_TASK_: Copy each line exactly. Drop every picture.

_ _ _ _

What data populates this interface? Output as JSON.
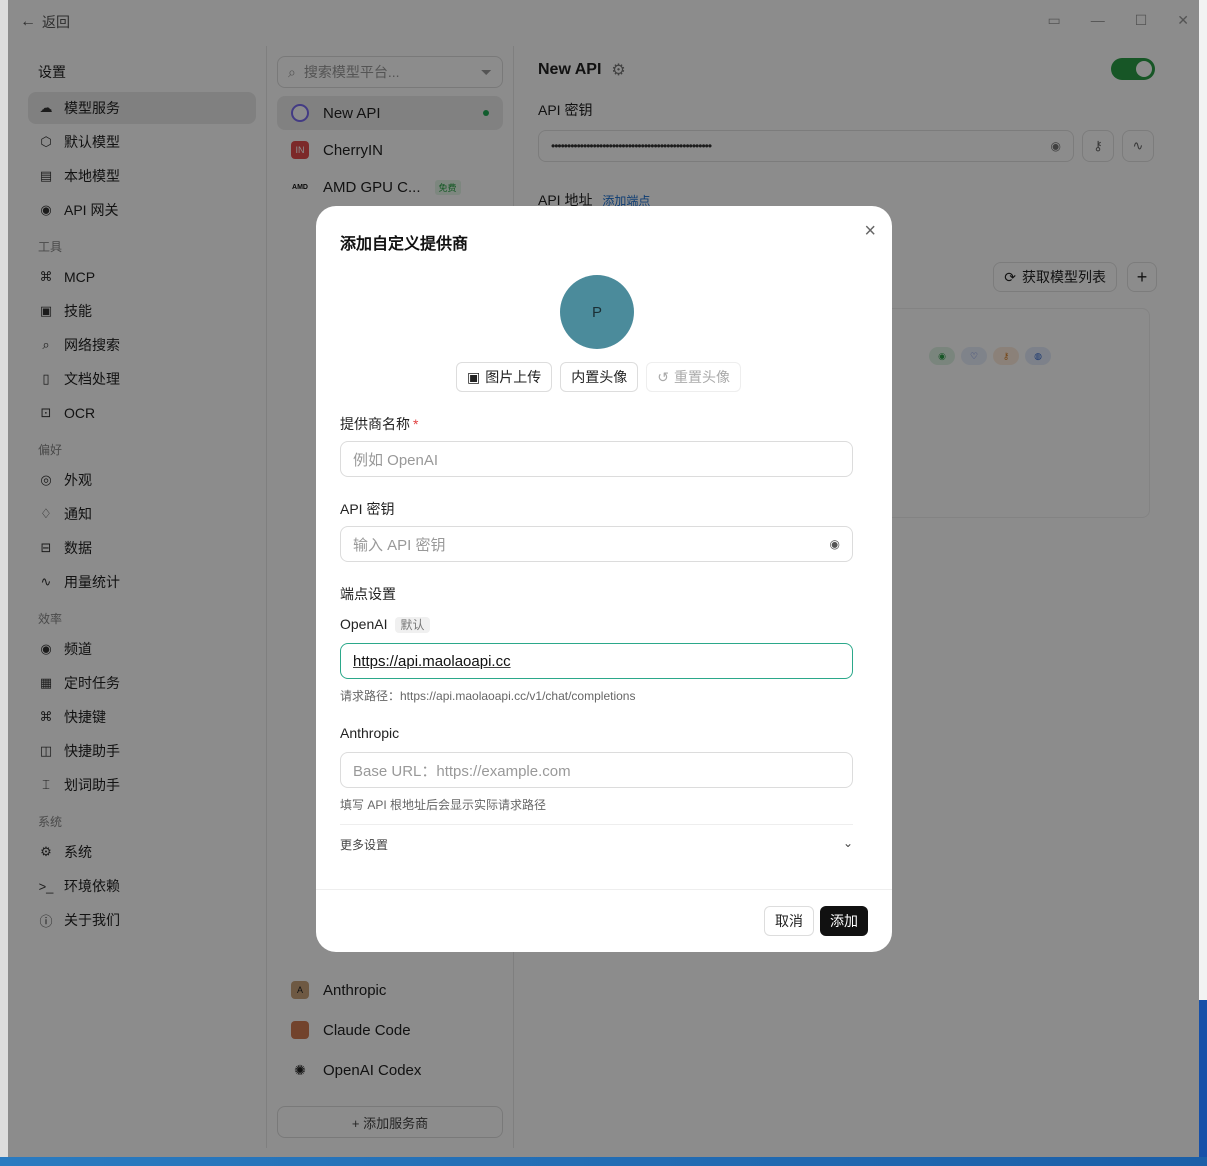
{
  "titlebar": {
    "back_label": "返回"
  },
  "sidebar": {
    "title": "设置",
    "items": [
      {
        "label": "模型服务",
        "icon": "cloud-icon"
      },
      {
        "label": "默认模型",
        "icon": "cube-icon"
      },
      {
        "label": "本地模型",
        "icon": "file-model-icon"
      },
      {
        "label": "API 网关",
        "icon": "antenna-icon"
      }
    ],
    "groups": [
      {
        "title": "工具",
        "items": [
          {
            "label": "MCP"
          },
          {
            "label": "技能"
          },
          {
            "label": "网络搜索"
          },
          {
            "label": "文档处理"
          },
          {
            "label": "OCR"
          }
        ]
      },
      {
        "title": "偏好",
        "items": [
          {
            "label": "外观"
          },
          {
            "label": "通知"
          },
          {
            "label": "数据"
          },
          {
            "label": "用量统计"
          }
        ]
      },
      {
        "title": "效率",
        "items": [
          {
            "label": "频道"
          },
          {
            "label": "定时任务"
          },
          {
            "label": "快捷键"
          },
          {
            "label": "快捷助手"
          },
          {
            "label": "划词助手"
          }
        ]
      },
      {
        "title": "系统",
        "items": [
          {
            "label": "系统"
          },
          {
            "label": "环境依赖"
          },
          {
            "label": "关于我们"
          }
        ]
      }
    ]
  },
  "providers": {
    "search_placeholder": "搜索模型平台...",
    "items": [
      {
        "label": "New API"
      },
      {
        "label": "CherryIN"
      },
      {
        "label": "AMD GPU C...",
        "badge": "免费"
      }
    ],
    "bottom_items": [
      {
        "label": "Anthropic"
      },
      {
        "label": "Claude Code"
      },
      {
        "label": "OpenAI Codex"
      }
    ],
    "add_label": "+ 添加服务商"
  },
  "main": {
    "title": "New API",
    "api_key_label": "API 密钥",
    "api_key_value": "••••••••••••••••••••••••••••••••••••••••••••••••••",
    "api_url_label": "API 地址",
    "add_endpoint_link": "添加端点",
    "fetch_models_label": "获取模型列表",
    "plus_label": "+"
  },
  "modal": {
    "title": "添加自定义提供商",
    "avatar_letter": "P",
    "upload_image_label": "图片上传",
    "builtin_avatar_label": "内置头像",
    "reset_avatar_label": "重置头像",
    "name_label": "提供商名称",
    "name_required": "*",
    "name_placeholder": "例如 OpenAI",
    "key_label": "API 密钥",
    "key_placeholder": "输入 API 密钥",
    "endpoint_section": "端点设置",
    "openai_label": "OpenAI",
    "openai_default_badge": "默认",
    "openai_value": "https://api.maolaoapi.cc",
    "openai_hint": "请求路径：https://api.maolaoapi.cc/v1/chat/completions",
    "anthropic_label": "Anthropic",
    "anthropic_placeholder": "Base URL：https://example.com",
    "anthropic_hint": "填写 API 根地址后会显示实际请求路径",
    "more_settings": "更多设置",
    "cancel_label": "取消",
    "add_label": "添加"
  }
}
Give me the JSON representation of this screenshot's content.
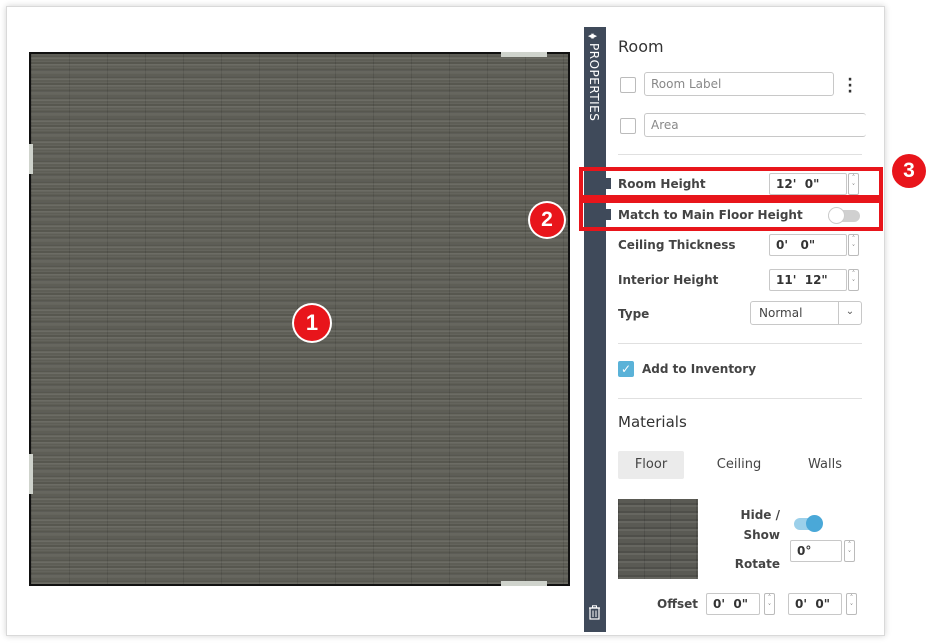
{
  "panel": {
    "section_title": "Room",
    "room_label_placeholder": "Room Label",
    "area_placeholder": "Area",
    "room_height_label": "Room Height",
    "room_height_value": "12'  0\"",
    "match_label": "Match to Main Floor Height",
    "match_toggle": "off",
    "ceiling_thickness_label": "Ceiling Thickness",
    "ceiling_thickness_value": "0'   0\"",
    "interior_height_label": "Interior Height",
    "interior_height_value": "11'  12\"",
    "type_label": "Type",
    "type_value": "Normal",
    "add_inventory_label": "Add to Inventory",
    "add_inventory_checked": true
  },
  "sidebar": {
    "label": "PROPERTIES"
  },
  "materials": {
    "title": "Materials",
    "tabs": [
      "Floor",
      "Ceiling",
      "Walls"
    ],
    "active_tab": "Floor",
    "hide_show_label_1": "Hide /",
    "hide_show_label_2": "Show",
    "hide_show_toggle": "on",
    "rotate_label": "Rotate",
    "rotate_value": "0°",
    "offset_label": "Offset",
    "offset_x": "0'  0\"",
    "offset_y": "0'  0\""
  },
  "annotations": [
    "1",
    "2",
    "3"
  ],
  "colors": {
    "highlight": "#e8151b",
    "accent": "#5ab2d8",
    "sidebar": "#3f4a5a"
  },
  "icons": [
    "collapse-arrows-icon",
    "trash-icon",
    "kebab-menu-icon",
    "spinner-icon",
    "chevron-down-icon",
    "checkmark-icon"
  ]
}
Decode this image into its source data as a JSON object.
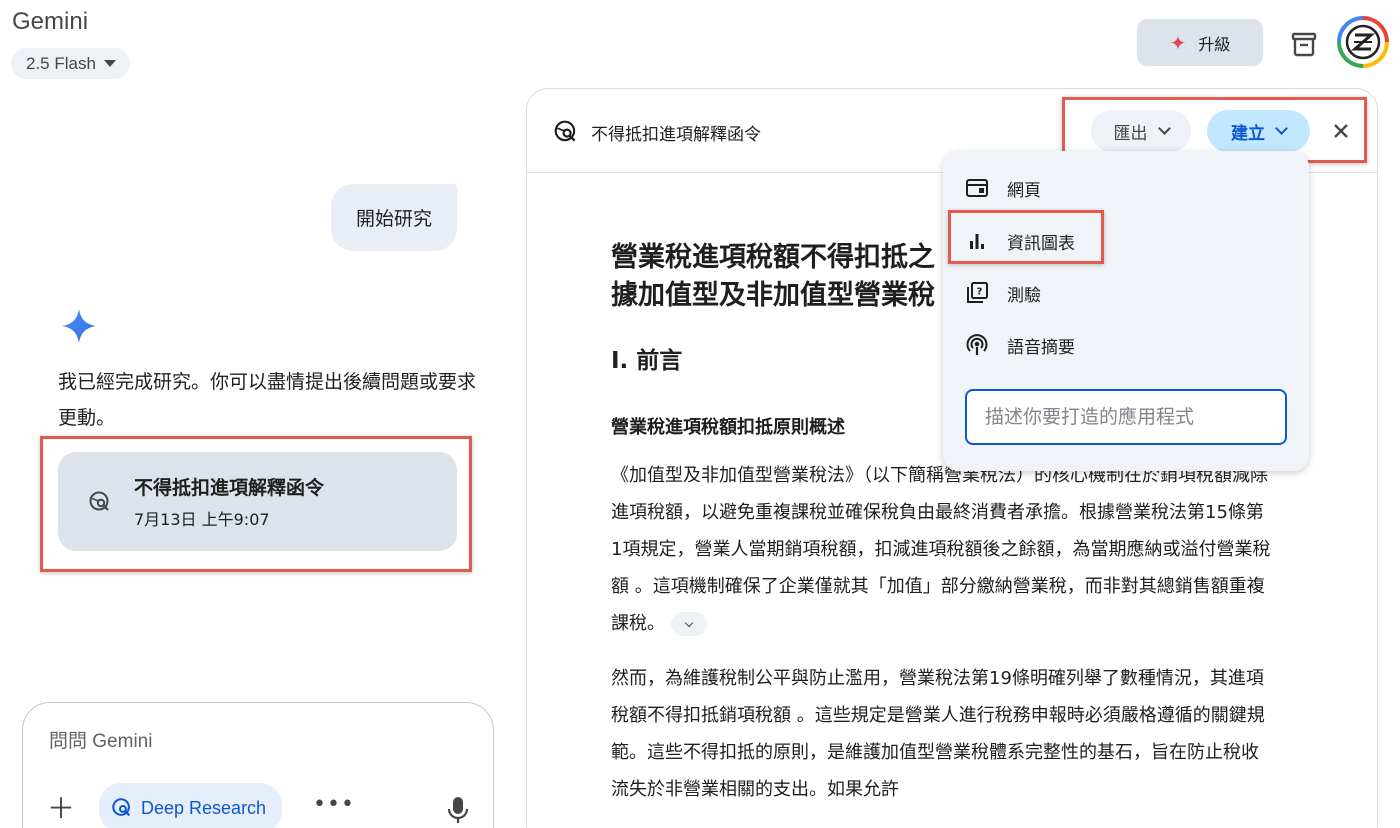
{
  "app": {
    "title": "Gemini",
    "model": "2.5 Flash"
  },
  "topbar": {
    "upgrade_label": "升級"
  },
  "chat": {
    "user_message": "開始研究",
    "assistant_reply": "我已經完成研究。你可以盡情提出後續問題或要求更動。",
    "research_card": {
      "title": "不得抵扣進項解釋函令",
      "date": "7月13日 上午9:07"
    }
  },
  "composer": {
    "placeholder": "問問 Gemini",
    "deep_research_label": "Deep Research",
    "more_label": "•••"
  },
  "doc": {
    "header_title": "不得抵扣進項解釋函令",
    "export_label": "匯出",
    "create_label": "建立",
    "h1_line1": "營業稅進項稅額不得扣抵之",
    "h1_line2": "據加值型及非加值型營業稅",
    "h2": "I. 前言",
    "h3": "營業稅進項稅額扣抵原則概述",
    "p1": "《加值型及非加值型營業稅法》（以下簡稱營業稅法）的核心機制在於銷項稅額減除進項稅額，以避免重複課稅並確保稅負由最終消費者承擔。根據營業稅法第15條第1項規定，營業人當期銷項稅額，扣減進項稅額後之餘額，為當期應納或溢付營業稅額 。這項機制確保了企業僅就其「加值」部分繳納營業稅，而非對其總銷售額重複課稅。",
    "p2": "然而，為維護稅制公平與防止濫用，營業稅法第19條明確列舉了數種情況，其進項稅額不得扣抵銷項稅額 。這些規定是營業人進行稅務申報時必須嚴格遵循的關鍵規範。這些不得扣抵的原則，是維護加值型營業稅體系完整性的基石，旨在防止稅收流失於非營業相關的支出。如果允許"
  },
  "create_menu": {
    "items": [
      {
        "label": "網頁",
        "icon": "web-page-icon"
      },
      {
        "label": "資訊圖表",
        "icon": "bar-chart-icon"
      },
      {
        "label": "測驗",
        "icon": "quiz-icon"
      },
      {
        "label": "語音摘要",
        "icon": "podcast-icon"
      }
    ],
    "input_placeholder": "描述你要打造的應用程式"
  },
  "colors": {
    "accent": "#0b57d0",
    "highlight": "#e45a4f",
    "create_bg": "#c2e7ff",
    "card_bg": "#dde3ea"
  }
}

_ _ _ _

_OUTPUT_:
What data populates this interface? Output as JSON.
{
  "titlebar": {
    "back_label": "返回"
  },
  "sidebar": {
    "title": "设置",
    "items": [
      {
        "label": "模型服务",
        "icon": "cloud-icon"
      },
      {
        "label": "默认模型",
        "icon": "cube-icon"
      },
      {
        "label": "本地模型",
        "icon": "file-model-icon"
      },
      {
        "label": "API 网关",
        "icon": "antenna-icon"
      }
    ],
    "groups": [
      {
        "title": "工具",
        "items": [
          {
            "label": "MCP"
          },
          {
            "label": "技能"
          },
          {
            "label": "网络搜索"
          },
          {
            "label": "文档处理"
          },
          {
            "label": "OCR"
          }
        ]
      },
      {
        "title": "偏好",
        "items": [
          {
            "label": "外观"
          },
          {
            "label": "通知"
          },
          {
            "label": "数据"
          },
          {
            "label": "用量统计"
          }
        ]
      },
      {
        "title": "效率",
        "items": [
          {
            "label": "频道"
          },
          {
            "label": "定时任务"
          },
          {
            "label": "快捷键"
          },
          {
            "label": "快捷助手"
          },
          {
            "label": "划词助手"
          }
        ]
      },
      {
        "title": "系统",
        "items": [
          {
            "label": "系统"
          },
          {
            "label": "环境依赖"
          },
          {
            "label": "关于我们"
          }
        ]
      }
    ]
  },
  "providers": {
    "search_placeholder": "搜索模型平台...",
    "items": [
      {
        "label": "New API"
      },
      {
        "label": "CherryIN"
      },
      {
        "label": "AMD GPU C...",
        "badge": "免费"
      }
    ],
    "bottom_items": [
      {
        "label": "Anthropic"
      },
      {
        "label": "Claude Code"
      },
      {
        "label": "OpenAI Codex"
      }
    ],
    "add_label": "+ 添加服务商"
  },
  "main": {
    "title": "New API",
    "api_key_label": "API 密钥",
    "api_key_value": "••••••••••••••••••••••••••••••••••••••••••••••••••",
    "api_url_label": "API 地址",
    "add_endpoint_link": "添加端点",
    "fetch_models_label": "获取模型列表",
    "plus_label": "+"
  },
  "modal": {
    "title": "添加自定义提供商",
    "avatar_letter": "P",
    "upload_image_label": "图片上传",
    "builtin_avatar_label": "内置头像",
    "reset_avatar_label": "重置头像",
    "name_label": "提供商名称",
    "name_required": "*",
    "name_placeholder": "例如 OpenAI",
    "key_label": "API 密钥",
    "key_placeholder": "输入 API 密钥",
    "endpoint_section": "端点设置",
    "openai_label": "OpenAI",
    "openai_default_badge": "默认",
    "openai_value": "https://api.maolaoapi.cc",
    "openai_hint": "请求路径：https://api.maolaoapi.cc/v1/chat/completions",
    "anthropic_label": "Anthropic",
    "anthropic_placeholder": "Base URL：https://example.com",
    "anthropic_hint": "填写 API 根地址后会显示实际请求路径",
    "more_settings": "更多设置",
    "cancel_label": "取消",
    "add_label": "添加"
  }
}
Give me the JSON representation of this screenshot's content.
{
  "panel": {
    "section_title": "Room",
    "room_label_placeholder": "Room Label",
    "area_placeholder": "Area",
    "room_height_label": "Room Height",
    "room_height_value": "12'  0\"",
    "match_label": "Match to Main Floor Height",
    "match_toggle": "off",
    "ceiling_thickness_label": "Ceiling Thickness",
    "ceiling_thickness_value": "0'   0\"",
    "interior_height_label": "Interior Height",
    "interior_height_value": "11'  12\"",
    "type_label": "Type",
    "type_value": "Normal",
    "add_inventory_label": "Add to Inventory",
    "add_inventory_checked": true
  },
  "sidebar": {
    "label": "PROPERTIES"
  },
  "materials": {
    "title": "Materials",
    "tabs": [
      "Floor",
      "Ceiling",
      "Walls"
    ],
    "active_tab": "Floor",
    "hide_show_label_1": "Hide /",
    "hide_show_label_2": "Show",
    "hide_show_toggle": "on",
    "rotate_label": "Rotate",
    "rotate_value": "0°",
    "offset_label": "Offset",
    "offset_x": "0'  0\"",
    "offset_y": "0'  0\""
  },
  "annotations": [
    "1",
    "2",
    "3"
  ],
  "colors": {
    "highlight": "#e8151b",
    "accent": "#5ab2d8",
    "sidebar": "#3f4a5a"
  },
  "icons": [
    "collapse-arrows-icon",
    "trash-icon",
    "kebab-menu-icon",
    "spinner-icon",
    "chevron-down-icon",
    "checkmark-icon"
  ]
}
Decode this image into its source data as a JSON object.
{
  "app": {
    "title": "Gemini",
    "model": "2.5 Flash"
  },
  "topbar": {
    "upgrade_label": "升級"
  },
  "chat": {
    "user_message": "開始研究",
    "assistant_reply": "我已經完成研究。你可以盡情提出後續問題或要求更動。",
    "research_card": {
      "title": "不得抵扣進項解釋函令",
      "date": "7月13日 上午9:07"
    }
  },
  "composer": {
    "placeholder": "問問 Gemini",
    "deep_research_label": "Deep Research",
    "more_label": "•••"
  },
  "doc": {
    "header_title": "不得抵扣進項解釋函令",
    "export_label": "匯出",
    "create_label": "建立",
    "h1_line1": "營業稅進項稅額不得扣抵之",
    "h1_line2": "據加值型及非加值型營業稅",
    "h2": "I. 前言",
    "h3": "營業稅進項稅額扣抵原則概述",
    "p1": "《加值型及非加值型營業稅法》（以下簡稱營業稅法）的核心機制在於銷項稅額減除進項稅額，以避免重複課稅並確保稅負由最終消費者承擔。根據營業稅法第15條第1項規定，營業人當期銷項稅額，扣減進項稅額後之餘額，為當期應納或溢付營業稅額 。這項機制確保了企業僅就其「加值」部分繳納營業稅，而非對其總銷售額重複課稅。",
    "p2": "然而，為維護稅制公平與防止濫用，營業稅法第19條明確列舉了數種情況，其進項稅額不得扣抵銷項稅額 。這些規定是營業人進行稅務申報時必須嚴格遵循的關鍵規範。這些不得扣抵的原則，是維護加值型營業稅體系完整性的基石，旨在防止稅收流失於非營業相關的支出。如果允許"
  },
  "create_menu": {
    "items": [
      {
        "label": "網頁",
        "icon": "web-page-icon"
      },
      {
        "label": "資訊圖表",
        "icon": "bar-chart-icon"
      },
      {
        "label": "測驗",
        "icon": "quiz-icon"
      },
      {
        "label": "語音摘要",
        "icon": "podcast-icon"
      }
    ],
    "input_placeholder": "描述你要打造的應用程式"
  },
  "colors": {
    "accent": "#0b57d0",
    "highlight": "#e45a4f",
    "create_bg": "#c2e7ff",
    "card_bg": "#dde3ea"
  }
}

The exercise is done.